▶ [Work required] Copy out the lines below that hold the word "into".

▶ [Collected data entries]
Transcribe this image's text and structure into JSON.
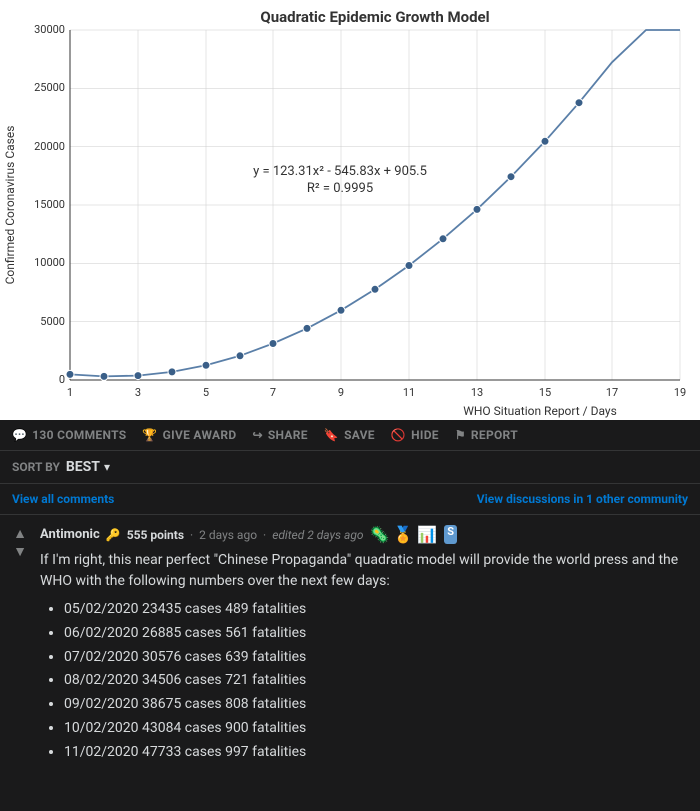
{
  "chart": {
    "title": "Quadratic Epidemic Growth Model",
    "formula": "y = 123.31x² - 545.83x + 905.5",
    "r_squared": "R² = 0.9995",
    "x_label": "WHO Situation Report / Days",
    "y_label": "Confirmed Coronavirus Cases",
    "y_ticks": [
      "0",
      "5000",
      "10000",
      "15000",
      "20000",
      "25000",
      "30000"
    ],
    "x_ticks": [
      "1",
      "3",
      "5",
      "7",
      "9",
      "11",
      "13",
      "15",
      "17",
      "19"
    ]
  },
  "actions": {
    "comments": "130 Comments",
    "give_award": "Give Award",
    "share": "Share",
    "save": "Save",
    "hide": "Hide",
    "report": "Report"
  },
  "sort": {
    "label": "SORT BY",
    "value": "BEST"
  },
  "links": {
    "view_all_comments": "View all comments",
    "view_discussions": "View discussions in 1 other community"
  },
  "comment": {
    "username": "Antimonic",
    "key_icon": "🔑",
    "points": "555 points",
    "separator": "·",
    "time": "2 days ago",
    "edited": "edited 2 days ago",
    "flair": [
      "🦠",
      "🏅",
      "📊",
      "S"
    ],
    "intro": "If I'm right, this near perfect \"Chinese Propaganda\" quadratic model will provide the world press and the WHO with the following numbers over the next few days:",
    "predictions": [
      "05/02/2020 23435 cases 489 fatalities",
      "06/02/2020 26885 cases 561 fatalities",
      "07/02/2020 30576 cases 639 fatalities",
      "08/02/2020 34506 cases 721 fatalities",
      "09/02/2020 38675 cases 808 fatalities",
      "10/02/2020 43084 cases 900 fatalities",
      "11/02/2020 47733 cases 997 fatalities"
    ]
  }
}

==

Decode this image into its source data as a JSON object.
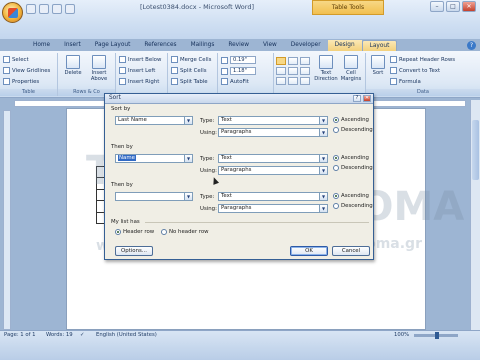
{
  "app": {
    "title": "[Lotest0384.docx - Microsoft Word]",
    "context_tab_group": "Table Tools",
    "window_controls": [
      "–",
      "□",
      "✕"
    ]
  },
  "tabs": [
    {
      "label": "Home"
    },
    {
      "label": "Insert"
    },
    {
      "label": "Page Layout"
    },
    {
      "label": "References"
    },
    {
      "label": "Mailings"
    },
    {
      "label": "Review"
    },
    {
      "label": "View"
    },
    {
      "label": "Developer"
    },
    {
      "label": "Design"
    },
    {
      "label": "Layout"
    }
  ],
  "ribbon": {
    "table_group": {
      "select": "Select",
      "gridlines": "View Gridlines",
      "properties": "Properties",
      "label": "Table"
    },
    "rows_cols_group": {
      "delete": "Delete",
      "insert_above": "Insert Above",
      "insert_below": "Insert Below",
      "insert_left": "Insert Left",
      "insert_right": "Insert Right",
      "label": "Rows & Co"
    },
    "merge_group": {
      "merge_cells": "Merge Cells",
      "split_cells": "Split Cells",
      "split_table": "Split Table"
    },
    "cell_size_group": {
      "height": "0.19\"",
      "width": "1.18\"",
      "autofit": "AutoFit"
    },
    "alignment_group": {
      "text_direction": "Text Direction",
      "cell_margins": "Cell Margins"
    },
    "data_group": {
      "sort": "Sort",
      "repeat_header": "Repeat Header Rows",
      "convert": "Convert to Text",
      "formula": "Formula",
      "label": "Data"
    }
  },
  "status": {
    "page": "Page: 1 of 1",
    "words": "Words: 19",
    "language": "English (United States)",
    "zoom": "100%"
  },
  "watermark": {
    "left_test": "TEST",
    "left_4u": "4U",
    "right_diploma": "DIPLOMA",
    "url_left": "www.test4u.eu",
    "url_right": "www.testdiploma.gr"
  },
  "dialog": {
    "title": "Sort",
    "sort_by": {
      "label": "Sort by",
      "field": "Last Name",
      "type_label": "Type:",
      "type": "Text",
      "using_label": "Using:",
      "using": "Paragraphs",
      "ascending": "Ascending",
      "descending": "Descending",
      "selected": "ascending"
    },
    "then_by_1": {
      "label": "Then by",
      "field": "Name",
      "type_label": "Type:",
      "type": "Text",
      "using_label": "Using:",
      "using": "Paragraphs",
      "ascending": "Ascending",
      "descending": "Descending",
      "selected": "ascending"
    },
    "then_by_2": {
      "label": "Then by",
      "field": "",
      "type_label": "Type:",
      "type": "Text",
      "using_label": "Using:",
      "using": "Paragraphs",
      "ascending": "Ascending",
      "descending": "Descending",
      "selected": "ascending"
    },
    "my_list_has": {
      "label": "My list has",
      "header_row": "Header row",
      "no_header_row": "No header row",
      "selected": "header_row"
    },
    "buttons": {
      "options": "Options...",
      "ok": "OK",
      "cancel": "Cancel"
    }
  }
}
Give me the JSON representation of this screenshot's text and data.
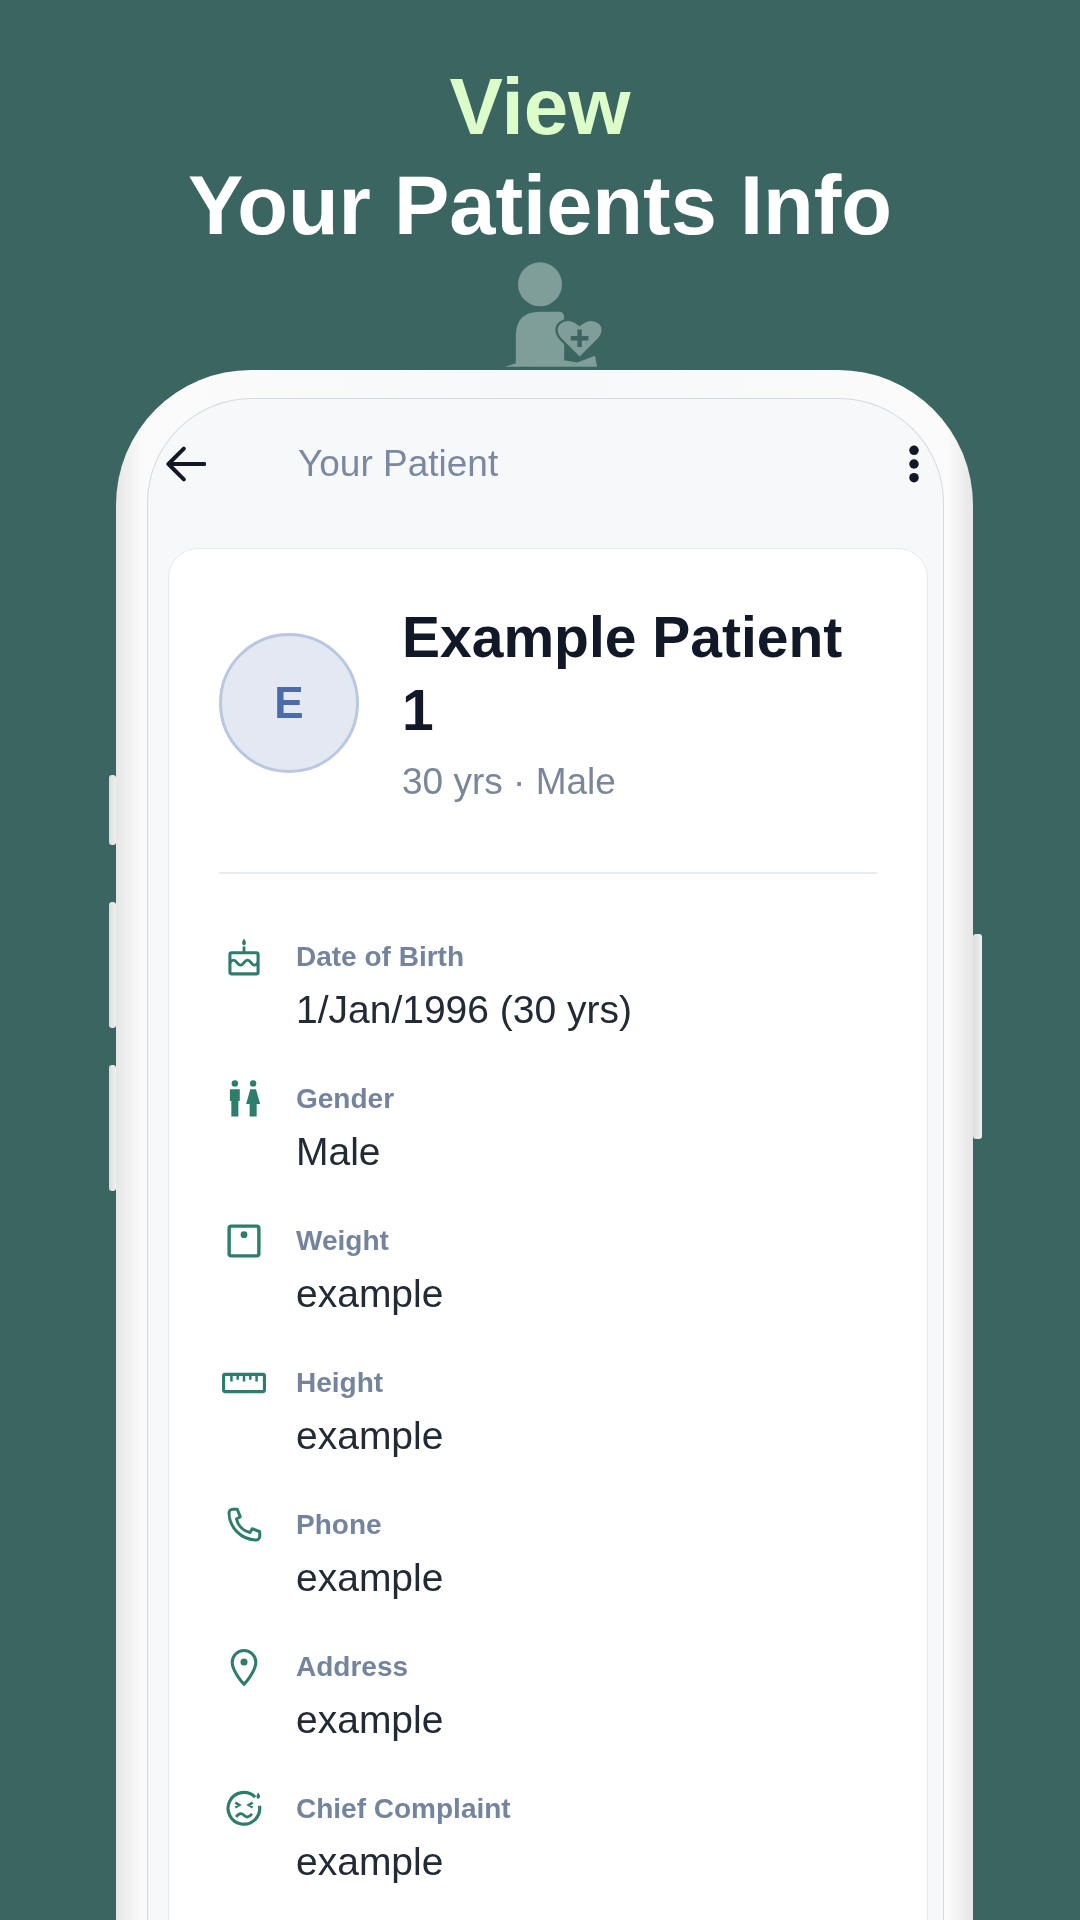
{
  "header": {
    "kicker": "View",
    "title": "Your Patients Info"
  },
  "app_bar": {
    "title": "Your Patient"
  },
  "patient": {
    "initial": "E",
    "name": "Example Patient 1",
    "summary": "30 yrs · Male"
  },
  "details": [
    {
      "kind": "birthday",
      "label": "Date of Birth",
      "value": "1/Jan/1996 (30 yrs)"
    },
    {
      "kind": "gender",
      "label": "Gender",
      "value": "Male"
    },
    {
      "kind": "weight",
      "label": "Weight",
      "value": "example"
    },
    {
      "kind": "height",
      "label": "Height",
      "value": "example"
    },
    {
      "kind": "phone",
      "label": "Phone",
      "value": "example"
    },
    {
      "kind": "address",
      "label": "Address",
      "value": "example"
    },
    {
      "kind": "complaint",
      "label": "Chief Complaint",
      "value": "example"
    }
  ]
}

▶ [Output below]
Transcribe this image's text and structure into JSON.
Decode this image into its source data as a JSON object.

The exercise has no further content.